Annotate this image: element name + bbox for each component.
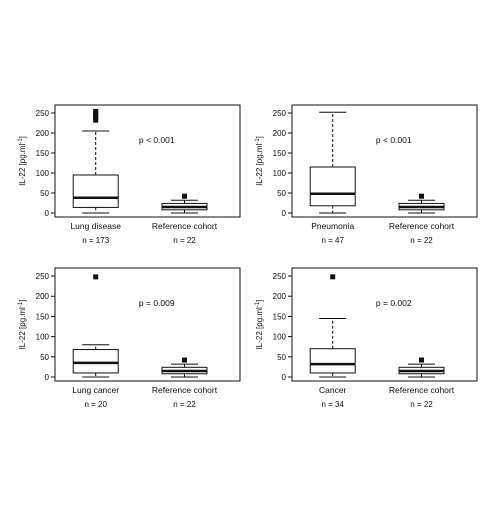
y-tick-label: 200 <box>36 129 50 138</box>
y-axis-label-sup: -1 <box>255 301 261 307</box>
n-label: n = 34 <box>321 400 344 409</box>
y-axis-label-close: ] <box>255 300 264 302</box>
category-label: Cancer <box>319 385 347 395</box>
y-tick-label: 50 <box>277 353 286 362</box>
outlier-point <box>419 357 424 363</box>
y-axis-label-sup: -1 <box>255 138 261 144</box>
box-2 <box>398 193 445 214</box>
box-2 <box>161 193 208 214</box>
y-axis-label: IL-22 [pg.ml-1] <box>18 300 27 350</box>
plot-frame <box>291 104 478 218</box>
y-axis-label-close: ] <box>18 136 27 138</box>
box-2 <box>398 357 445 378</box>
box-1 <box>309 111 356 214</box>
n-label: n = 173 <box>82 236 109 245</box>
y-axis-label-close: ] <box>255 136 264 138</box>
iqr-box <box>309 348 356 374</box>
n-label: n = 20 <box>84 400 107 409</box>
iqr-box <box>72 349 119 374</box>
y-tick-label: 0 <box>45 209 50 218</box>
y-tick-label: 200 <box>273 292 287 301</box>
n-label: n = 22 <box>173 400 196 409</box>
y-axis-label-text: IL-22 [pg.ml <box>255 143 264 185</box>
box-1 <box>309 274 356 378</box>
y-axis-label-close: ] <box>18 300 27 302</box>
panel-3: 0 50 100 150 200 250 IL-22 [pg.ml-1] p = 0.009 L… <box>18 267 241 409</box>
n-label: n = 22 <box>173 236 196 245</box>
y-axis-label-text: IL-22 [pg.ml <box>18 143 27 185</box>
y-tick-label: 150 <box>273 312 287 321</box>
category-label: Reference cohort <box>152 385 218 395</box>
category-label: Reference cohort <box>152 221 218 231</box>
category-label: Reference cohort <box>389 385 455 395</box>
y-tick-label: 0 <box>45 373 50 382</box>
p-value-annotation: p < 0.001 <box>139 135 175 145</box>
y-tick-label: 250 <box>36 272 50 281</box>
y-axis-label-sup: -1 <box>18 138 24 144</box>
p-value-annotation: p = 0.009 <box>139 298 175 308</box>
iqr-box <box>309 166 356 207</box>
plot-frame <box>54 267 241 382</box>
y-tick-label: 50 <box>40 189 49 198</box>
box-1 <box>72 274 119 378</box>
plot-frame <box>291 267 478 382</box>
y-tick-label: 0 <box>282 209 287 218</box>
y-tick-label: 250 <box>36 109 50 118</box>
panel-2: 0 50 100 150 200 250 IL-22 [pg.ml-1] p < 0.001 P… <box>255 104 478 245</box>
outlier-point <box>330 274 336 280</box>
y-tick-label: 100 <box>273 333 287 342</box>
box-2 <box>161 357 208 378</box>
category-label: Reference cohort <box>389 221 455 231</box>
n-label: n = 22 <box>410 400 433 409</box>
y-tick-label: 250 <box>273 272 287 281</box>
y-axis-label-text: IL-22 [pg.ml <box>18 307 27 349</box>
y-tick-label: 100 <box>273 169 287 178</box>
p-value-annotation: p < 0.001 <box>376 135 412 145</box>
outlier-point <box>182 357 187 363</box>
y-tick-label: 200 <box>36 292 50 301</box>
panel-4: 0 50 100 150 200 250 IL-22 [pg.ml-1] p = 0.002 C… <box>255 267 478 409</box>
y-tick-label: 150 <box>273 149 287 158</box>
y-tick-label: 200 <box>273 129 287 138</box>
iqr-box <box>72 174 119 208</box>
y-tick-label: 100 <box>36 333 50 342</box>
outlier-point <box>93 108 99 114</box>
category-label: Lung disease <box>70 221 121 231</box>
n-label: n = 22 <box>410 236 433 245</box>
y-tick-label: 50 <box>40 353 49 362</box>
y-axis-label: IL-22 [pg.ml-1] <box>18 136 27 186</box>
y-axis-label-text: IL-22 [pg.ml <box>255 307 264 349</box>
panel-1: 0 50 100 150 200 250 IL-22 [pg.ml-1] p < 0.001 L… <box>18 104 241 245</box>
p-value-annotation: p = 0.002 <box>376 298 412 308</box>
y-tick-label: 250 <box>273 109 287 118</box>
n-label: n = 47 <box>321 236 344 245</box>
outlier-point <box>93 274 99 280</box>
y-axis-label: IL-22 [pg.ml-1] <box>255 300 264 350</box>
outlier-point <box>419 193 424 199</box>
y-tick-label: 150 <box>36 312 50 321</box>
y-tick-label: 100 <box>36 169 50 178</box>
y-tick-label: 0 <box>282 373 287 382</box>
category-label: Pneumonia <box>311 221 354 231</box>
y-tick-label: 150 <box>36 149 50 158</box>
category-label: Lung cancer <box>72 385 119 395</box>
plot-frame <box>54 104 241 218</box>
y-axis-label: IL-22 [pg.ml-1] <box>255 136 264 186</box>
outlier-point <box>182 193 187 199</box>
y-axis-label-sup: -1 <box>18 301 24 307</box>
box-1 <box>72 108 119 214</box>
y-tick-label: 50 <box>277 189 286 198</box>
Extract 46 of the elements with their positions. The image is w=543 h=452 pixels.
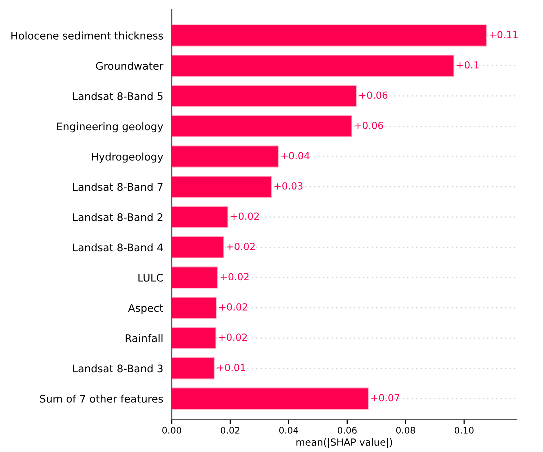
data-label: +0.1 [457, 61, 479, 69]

*Travail à faire*.
Renommez «Reference cohort» en «Control cohort» dans tous les items, sans rien modifier d'autre. Ne reproduisez pas les images.

*Corrigé*.
Annotate this image: element name + bbox for each component.
y-tick-label: 200 <box>36 129 50 138</box>
y-axis-label-sup: -1 <box>255 301 261 307</box>
n-label: n = 34 <box>321 400 344 409</box>
y-axis-label-close: ] <box>255 300 264 302</box>
category-label: Cancer <box>319 385 347 395</box>
y-tick-label: 50 <box>277 353 286 362</box>
outlier-point <box>419 357 424 363</box>
y-axis-label-sup: -1 <box>255 138 261 144</box>
box-2 <box>398 193 445 214</box>
box-2 <box>161 193 208 214</box>
y-axis-label: IL-22 [pg.ml-1] <box>18 300 27 350</box>
plot-frame <box>291 104 478 218</box>
y-axis-label-close: ] <box>18 136 27 138</box>
box-2 <box>398 357 445 378</box>
box-1 <box>309 111 356 214</box>
n-label: n = 173 <box>82 236 109 245</box>
y-axis-label-close: ] <box>255 136 264 138</box>
iqr-box <box>309 348 356 374</box>
n-label: n = 20 <box>84 400 107 409</box>
iqr-box <box>72 349 119 374</box>
y-tick-label: 0 <box>45 209 50 218</box>
y-tick-label: 200 <box>273 292 287 301</box>
n-label: n = 22 <box>173 400 196 409</box>
y-axis-label-text: IL-22 [pg.ml <box>255 143 264 185</box>
box-1 <box>309 274 356 378</box>
y-axis-label-close: ] <box>18 300 27 302</box>
panel-3: 0 50 100 150 200 250 IL-22 [pg.ml-1] p = 0.009 L… <box>18 267 241 409</box>
n-label: n = 22 <box>173 236 196 245</box>
y-axis-label-text: IL-22 [pg.ml <box>18 143 27 185</box>
y-tick-label: 150 <box>273 312 287 321</box>
category-label: Control cohort <box>152 385 218 395</box>
category-label: Control cohort <box>152 221 218 231</box>
category-label: Control cohort <box>389 385 455 395</box>
y-tick-label: 0 <box>45 373 50 382</box>
p-value-annotation: p < 0.001 <box>139 135 175 145</box>
y-tick-label: 250 <box>36 272 50 281</box>
y-axis-label-sup: -1 <box>18 138 24 144</box>
p-value-annotation: p = 0.009 <box>139 298 175 308</box>
iqr-box <box>309 166 356 207</box>
plot-frame <box>54 267 241 382</box>
y-tick-label: 50 <box>40 189 49 198</box>
box-1 <box>72 274 119 378</box>
plot-frame <box>291 267 478 382</box>
y-tick-label: 0 <box>282 209 287 218</box>
y-tick-label: 250 <box>36 109 50 118</box>
panel-2: 0 50 100 150 200 250 IL-22 [pg.ml-1] p < 0.001 P… <box>255 104 478 245</box>
outlier-point <box>330 274 336 280</box>
y-tick-label: 100 <box>273 333 287 342</box>
box-2 <box>161 357 208 378</box>
category-label: Control cohort <box>389 221 455 231</box>
n-label: n = 22 <box>410 400 433 409</box>
y-tick-label: 250 <box>273 272 287 281</box>
y-axis-label-text: IL-22 [pg.ml <box>18 307 27 349</box>
y-tick-label: 100 <box>273 169 287 178</box>
p-value-annotation: p < 0.001 <box>376 135 412 145</box>
outlier-point <box>182 357 187 363</box>
y-tick-label: 200 <box>36 292 50 301</box>
panel-4: 0 50 100 150 200 250 IL-22 [pg.ml-1] p = 0.002 C… <box>255 267 478 409</box>
y-tick-label: 150 <box>273 149 287 158</box>
y-tick-label: 200 <box>273 129 287 138</box>
iqr-box <box>72 174 119 208</box>
y-tick-label: 100 <box>36 333 50 342</box>
outlier-point <box>93 108 99 114</box>
category-label: Lung disease <box>70 221 121 231</box>
n-label: n = 22 <box>410 236 433 245</box>
y-tick-label: 50 <box>40 353 49 362</box>
y-axis-label: IL-22 [pg.ml-1] <box>18 136 27 186</box>
y-axis-label-text: IL-22 [pg.ml <box>255 307 264 349</box>
panel-1: 0 50 100 150 200 250 IL-22 [pg.ml-1] p < 0.001 L… <box>18 104 241 245</box>
p-value-annotation: p = 0.002 <box>376 298 412 308</box>
y-tick-label: 250 <box>273 109 287 118</box>
n-label: n = 47 <box>321 236 344 245</box>
outlier-point <box>93 274 99 280</box>
y-axis-label: IL-22 [pg.ml-1] <box>255 300 264 350</box>
outlier-point <box>419 193 424 199</box>
y-tick-label: 150 <box>36 312 50 321</box>
y-tick-label: 100 <box>36 169 50 178</box>
y-tick-label: 0 <box>282 373 287 382</box>
category-label: Pneumonia <box>311 221 354 231</box>
y-tick-label: 150 <box>36 149 50 158</box>
category-label: Lung cancer <box>72 385 119 395</box>
plot-frame <box>54 104 241 218</box>
y-axis-label: IL-22 [pg.ml-1] <box>255 136 264 186</box>
outlier-point <box>182 193 187 199</box>
y-axis-label-sup: -1 <box>18 301 24 307</box>
box-1 <box>72 108 119 214</box>
y-tick-label: 50 <box>277 189 286 198</box>
Extract 46 of the elements with their positions. The image is w=543 h=452 pixels.
data-label: +0.1 [457, 61, 479, 69]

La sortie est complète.